WHAT YOU WILL DO
In the data below, find every line with the string "saldo" and pull it out.

DATA SECTION
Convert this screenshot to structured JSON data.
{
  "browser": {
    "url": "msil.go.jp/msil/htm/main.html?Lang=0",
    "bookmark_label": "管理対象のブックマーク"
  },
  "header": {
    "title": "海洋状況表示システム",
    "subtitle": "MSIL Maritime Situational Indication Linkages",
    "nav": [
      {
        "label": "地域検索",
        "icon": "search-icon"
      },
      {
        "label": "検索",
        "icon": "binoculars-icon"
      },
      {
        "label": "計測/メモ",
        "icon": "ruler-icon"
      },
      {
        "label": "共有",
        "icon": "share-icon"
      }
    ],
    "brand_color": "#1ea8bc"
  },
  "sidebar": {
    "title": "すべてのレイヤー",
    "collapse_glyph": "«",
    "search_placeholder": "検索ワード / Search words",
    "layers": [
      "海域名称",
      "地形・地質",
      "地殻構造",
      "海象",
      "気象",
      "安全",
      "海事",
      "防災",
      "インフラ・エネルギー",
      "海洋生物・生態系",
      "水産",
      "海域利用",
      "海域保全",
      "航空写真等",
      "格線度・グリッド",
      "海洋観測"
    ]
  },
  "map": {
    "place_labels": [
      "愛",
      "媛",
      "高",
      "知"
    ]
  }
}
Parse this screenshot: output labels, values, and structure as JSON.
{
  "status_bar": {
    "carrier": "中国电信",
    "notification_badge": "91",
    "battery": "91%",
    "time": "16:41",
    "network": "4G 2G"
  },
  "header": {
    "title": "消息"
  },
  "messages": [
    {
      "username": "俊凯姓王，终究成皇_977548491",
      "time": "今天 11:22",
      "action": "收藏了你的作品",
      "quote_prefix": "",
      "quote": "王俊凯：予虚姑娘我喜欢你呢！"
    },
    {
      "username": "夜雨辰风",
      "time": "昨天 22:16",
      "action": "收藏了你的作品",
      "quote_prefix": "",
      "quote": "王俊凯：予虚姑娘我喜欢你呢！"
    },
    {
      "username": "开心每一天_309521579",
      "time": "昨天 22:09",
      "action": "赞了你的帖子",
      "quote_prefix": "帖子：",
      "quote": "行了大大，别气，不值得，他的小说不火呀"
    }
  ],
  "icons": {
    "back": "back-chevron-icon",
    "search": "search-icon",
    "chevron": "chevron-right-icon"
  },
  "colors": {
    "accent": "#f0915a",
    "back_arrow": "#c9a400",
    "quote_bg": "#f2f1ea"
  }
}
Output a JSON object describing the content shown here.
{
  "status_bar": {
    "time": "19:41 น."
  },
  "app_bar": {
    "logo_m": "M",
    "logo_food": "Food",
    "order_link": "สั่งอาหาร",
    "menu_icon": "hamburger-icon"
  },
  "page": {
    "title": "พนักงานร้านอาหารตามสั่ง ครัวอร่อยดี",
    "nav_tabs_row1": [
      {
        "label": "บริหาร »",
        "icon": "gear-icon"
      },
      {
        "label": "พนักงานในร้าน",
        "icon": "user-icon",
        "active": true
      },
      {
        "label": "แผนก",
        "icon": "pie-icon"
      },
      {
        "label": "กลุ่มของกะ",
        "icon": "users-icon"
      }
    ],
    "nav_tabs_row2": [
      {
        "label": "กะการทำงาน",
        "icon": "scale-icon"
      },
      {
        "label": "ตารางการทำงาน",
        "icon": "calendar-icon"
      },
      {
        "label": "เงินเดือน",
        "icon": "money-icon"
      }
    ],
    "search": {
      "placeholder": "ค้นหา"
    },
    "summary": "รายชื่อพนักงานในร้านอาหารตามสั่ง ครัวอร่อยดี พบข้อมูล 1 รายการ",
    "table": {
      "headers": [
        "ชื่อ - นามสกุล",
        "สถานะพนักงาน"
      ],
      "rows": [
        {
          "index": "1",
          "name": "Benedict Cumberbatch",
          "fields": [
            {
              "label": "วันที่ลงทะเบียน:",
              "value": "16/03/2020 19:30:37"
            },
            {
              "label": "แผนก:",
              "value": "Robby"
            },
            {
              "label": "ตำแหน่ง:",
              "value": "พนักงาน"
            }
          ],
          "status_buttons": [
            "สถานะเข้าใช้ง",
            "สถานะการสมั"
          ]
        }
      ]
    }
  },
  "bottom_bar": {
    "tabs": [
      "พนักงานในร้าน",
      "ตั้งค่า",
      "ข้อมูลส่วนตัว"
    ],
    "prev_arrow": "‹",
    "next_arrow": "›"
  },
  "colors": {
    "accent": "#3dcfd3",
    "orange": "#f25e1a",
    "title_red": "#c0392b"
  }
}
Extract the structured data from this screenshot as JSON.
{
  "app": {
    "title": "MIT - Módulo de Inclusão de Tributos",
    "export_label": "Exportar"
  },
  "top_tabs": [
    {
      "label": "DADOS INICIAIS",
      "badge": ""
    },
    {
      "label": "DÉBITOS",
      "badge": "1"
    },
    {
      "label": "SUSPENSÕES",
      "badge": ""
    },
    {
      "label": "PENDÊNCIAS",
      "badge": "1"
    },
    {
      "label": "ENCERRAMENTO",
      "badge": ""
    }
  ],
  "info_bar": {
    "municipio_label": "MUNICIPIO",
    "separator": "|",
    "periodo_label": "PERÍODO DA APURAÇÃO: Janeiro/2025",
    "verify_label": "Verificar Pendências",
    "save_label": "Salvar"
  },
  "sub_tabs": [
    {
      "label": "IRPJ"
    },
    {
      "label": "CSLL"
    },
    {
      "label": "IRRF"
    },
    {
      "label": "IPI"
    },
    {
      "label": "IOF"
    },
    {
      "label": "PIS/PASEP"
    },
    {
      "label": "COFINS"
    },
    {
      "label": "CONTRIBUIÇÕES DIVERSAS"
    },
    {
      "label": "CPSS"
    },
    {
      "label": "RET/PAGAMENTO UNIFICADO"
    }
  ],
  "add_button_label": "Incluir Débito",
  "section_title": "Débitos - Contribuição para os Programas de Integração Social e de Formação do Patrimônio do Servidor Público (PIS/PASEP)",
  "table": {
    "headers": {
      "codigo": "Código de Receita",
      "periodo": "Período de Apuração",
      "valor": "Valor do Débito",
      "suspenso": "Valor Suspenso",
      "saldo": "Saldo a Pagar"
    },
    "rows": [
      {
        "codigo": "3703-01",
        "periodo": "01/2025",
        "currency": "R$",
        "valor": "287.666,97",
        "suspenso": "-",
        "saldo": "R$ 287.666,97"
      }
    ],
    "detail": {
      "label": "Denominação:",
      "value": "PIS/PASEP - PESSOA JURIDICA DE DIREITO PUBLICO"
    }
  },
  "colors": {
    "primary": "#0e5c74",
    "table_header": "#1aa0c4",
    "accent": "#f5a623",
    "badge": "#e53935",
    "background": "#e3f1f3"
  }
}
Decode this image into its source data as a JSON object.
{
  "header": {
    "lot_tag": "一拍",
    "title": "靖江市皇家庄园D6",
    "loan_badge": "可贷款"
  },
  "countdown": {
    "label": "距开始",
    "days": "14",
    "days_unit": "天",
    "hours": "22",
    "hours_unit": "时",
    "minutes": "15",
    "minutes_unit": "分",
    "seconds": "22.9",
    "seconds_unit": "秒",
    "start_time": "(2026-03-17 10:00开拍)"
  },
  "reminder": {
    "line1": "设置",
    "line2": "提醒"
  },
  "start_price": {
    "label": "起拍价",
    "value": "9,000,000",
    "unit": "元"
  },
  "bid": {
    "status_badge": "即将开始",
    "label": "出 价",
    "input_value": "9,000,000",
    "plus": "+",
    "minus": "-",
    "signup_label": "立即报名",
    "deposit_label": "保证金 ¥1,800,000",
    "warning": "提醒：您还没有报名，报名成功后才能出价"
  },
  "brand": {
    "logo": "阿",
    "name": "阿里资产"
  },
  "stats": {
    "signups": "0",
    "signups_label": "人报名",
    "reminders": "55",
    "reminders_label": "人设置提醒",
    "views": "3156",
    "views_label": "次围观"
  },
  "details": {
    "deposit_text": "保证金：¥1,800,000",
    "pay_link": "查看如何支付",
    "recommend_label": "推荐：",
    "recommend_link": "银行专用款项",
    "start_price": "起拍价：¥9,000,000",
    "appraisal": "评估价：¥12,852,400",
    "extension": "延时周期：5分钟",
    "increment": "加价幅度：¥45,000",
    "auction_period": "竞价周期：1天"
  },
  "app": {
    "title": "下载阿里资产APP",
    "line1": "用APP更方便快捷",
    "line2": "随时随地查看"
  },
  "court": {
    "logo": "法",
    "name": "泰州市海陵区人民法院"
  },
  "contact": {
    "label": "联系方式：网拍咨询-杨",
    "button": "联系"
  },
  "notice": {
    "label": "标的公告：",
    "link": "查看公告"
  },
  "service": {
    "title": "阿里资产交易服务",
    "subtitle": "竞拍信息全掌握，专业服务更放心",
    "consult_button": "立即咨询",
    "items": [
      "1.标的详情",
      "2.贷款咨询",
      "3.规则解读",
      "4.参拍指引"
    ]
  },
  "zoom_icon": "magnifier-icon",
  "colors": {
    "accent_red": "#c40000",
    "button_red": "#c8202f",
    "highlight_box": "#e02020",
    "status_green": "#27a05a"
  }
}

OUTPUT OF THE TASK
      "saldo": "Saldo a Pagar"
        "saldo": "R$ 287.666,97"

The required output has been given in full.